(begin)
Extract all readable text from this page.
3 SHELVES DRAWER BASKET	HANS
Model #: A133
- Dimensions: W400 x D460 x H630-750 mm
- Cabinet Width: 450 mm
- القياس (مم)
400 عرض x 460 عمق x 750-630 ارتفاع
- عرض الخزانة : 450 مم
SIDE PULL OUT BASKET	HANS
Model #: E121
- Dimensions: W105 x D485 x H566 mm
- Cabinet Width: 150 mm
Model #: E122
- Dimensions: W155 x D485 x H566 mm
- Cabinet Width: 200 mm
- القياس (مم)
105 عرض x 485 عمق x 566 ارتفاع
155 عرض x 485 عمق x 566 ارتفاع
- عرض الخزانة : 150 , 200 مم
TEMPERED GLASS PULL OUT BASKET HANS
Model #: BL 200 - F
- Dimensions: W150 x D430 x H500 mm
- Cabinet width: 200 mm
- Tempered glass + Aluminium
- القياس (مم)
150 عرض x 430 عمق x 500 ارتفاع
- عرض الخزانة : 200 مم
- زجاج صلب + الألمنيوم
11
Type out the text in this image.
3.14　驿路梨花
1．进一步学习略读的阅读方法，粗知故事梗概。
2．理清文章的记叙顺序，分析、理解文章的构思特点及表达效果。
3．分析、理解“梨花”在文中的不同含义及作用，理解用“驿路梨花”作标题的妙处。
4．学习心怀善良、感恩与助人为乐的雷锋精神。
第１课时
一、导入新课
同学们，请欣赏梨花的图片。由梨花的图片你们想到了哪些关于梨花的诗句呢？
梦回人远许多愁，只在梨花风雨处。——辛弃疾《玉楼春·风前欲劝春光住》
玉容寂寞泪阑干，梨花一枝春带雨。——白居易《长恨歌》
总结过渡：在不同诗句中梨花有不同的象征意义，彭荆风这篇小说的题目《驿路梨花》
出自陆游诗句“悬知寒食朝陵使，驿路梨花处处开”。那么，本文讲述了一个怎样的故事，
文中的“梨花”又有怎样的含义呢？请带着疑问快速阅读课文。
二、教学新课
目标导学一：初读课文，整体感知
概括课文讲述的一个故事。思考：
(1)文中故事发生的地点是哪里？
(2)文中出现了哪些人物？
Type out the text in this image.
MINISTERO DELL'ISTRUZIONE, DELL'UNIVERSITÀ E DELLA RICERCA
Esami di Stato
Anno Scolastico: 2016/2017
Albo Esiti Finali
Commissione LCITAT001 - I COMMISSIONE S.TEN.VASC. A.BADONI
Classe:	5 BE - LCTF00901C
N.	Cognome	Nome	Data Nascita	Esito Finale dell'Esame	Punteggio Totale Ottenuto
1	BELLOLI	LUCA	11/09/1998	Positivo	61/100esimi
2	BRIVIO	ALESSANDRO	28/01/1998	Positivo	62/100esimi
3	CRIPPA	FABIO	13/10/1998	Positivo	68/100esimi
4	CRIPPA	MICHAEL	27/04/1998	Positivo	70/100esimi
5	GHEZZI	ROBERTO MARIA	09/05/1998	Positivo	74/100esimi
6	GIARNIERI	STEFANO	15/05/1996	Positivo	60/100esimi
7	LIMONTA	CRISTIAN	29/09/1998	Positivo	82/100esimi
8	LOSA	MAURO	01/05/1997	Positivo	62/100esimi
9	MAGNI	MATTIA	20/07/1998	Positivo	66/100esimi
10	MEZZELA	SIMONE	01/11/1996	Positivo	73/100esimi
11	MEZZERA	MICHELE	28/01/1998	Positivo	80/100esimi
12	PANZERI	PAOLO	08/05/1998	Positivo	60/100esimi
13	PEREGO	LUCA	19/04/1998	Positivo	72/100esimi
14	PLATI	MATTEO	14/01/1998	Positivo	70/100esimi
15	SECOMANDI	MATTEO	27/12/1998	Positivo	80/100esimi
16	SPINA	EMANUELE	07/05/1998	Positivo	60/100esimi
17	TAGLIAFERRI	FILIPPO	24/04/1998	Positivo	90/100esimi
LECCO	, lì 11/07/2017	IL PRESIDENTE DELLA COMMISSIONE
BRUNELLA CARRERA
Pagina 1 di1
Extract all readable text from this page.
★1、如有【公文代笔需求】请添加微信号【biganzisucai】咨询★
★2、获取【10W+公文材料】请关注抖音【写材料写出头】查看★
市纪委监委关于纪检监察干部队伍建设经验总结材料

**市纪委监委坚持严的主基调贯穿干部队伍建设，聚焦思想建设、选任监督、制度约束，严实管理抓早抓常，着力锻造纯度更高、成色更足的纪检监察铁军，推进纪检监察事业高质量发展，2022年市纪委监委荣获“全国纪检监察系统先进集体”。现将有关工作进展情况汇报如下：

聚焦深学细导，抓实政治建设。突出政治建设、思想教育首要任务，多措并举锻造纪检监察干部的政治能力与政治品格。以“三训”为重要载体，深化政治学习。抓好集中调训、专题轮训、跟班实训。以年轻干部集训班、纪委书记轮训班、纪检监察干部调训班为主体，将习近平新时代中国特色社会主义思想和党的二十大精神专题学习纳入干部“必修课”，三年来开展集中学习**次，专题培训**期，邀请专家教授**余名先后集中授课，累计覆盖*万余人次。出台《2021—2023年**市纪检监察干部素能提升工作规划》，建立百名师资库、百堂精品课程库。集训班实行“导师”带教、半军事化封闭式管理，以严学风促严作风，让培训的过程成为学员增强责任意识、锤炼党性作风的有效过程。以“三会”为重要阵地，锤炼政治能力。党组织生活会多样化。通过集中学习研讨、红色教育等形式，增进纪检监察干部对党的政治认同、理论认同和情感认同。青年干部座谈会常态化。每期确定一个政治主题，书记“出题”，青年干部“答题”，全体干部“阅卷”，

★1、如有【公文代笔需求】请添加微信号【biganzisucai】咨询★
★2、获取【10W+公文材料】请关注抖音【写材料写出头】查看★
(end)
■ **WORK TO COMPLETE**
Reproduce the listing in full. Keep it exactly as written.

■ **THE COMPLETED TASK**
Extract all readable text from this page.
3 SHELVES DRAWER BASKET	HANS
Model #: A133
- Dimensions: W400 x D460 x H630-750 mm
- Cabinet Width: 450 mm
- القياس (مم)
400 عرض x 460 عمق x 750-630 ارتفاع
- عرض الخزانة : 450 مم
SIDE PULL OUT BASKET	HANS
Model #: E121
- Dimensions: W105 x D485 x H566 mm
- Cabinet Width: 150 mm
Model #: E122
- Dimensions: W155 x D485 x H566 mm
- Cabinet Width: 200 mm
- القياس (مم)
105 عرض x 485 عمق x 566 ارتفاع
155 عرض x 485 عمق x 566 ارتفاع
- عرض الخزانة : 150 , 200 مم
TEMPERED GLASS PULL OUT BASKET HANS
Model #: BL 200 - F
- Dimensions: W150 x D430 x H500 mm
- Cabinet width: 200 mm
- Tempered glass + Aluminium
- القياس (مم)
150 عرض x 430 عمق x 500 ارتفاع
- عرض الخزانة : 200 مم
- زجاج صلب + الألمنيوم
11
Type out the text in this image.
3.14　驿路梨花
1．进一步学习略读的阅读方法，粗知故事梗概。
2．理清文章的记叙顺序，分析、理解文章的构思特点及表达效果。
3．分析、理解“梨花”在文中的不同含义及作用，理解用“驿路梨花”作标题的妙处。
4．学习心怀善良、感恩与助人为乐的雷锋精神。
第１课时
一、导入新课
同学们，请欣赏梨花的图片。由梨花的图片你们想到了哪些关于梨花的诗句呢？
梦回人远许多愁，只在梨花风雨处。——辛弃疾《玉楼春·风前欲劝春光住》
玉容寂寞泪阑干，梨花一枝春带雨。——白居易《长恨歌》
总结过渡：在不同诗句中梨花有不同的象征意义，彭荆风这篇小说的题目《驿路梨花》
出自陆游诗句“悬知寒食朝陵使，驿路梨花处处开”。那么，本文讲述了一个怎样的故事，
文中的“梨花”又有怎样的含义呢？请带着疑问快速阅读课文。
二、教学新课
目标导学一：初读课文，整体感知
概括课文讲述的一个故事。思考：
(1)文中故事发生的地点是哪里？
(2)文中出现了哪些人物？
Type out the text in this image.
MINISTERO DELL'ISTRUZIONE, DELL'UNIVERSITÀ E DELLA RICERCA
Esami di Stato
Anno Scolastico: 2016/2017
Albo Esiti Finali
Commissione LCITAT001 - I COMMISSIONE S.TEN.VASC. A.BADONI
Classe:	5 BE - LCTF00901C
N.	Cognome	Nome	Data Nascita	Esito Finale dell'Esame	Punteggio Totale Ottenuto
1	BELLOLI	LUCA	11/09/1998	Positivo	61/100esimi
2	BRIVIO	ALESSANDRO	28/01/1998	Positivo	62/100esimi
3	CRIPPA	FABIO	13/10/1998	Positivo	68/100esimi
4	CRIPPA	MICHAEL	27/04/1998	Positivo	70/100esimi
5	GHEZZI	ROBERTO MARIA	09/05/1998	Positivo	74/100esimi
6	GIARNIERI	STEFANO	15/05/1996	Positivo	60/100esimi
7	LIMONTA	CRISTIAN	29/09/1998	Positivo	82/100esimi
8	LOSA	MAURO	01/05/1997	Positivo	62/100esimi
9	MAGNI	MATTIA	20/07/1998	Positivo	66/100esimi
10	MEZZELA	SIMONE	01/11/1996	Positivo	73/100esimi
11	MEZZERA	MICHELE	28/01/1998	Positivo	80/100esimi
12	PANZERI	PAOLO	08/05/1998	Positivo	60/100esimi
13	PEREGO	LUCA	19/04/1998	Positivo	72/100esimi
14	PLATI	MATTEO	14/01/1998	Positivo	70/100esimi
15	SECOMANDI	MATTEO	27/12/1998	Positivo	80/100esimi
16	SPINA	EMANUELE	07/05/1998	Positivo	60/100esimi
17	TAGLIAFERRI	FILIPPO	24/04/1998	Positivo	90/100esimi
LECCO	, lì 11/07/2017	IL PRESIDENTE DELLA COMMISSIONE
BRUNELLA CARRERA
Pagina 1 di1
Extract all readable text from this page.
★1、如有【公文代笔需求】请添加微信号【biganzisucai】咨询★
★2、获取【10W+公文材料】请关注抖音【写材料写出头】查看★
市纪委监委关于纪检监察干部队伍建设经验总结材料

**市纪委监委坚持严的主基调贯穿干部队伍建设，聚焦思想建设、选任监督、制度约束，严实管理抓早抓常，着力锻造纯度更高、成色更足的纪检监察铁军，推进纪检监察事业高质量发展，2022年市纪委监委荣获“全国纪检监察系统先进集体”。现将有关工作进展情况汇报如下：

聚焦深学细导，抓实政治建设。突出政治建设、思想教育首要任务，多措并举锻造纪检监察干部的政治能力与政治品格。以“三训”为重要载体，深化政治学习。抓好集中调训、专题轮训、跟班实训。以年轻干部集训班、纪委书记轮训班、纪检监察干部调训班为主体，将习近平新时代中国特色社会主义思想和党的二十大精神专题学习纳入干部“必修课”，三年来开展集中学习**次，专题培训**期，邀请专家教授**余名先后集中授课，累计覆盖*万余人次。出台《2021—2023年**市纪检监察干部素能提升工作规划》，建立百名师资库、百堂精品课程库。集训班实行“导师”带教、半军事化封闭式管理，以严学风促严作风，让培训的过程成为学员增强责任意识、锤炼党性作风的有效过程。以“三会”为重要阵地，锤炼政治能力。党组织生活会多样化。通过集中学习研讨、红色教育等形式，增进纪检监察干部对党的政治认同、理论认同和情感认同。青年干部座谈会常态化。每期确定一个政治主题，书记“出题”，青年干部“答题”，全体干部“阅卷”，

★1、如有【公文代笔需求】请添加微信号【biganzisucai】咨询★
★2、获取【10W+公文材料】请关注抖音【写材料写出头】查看★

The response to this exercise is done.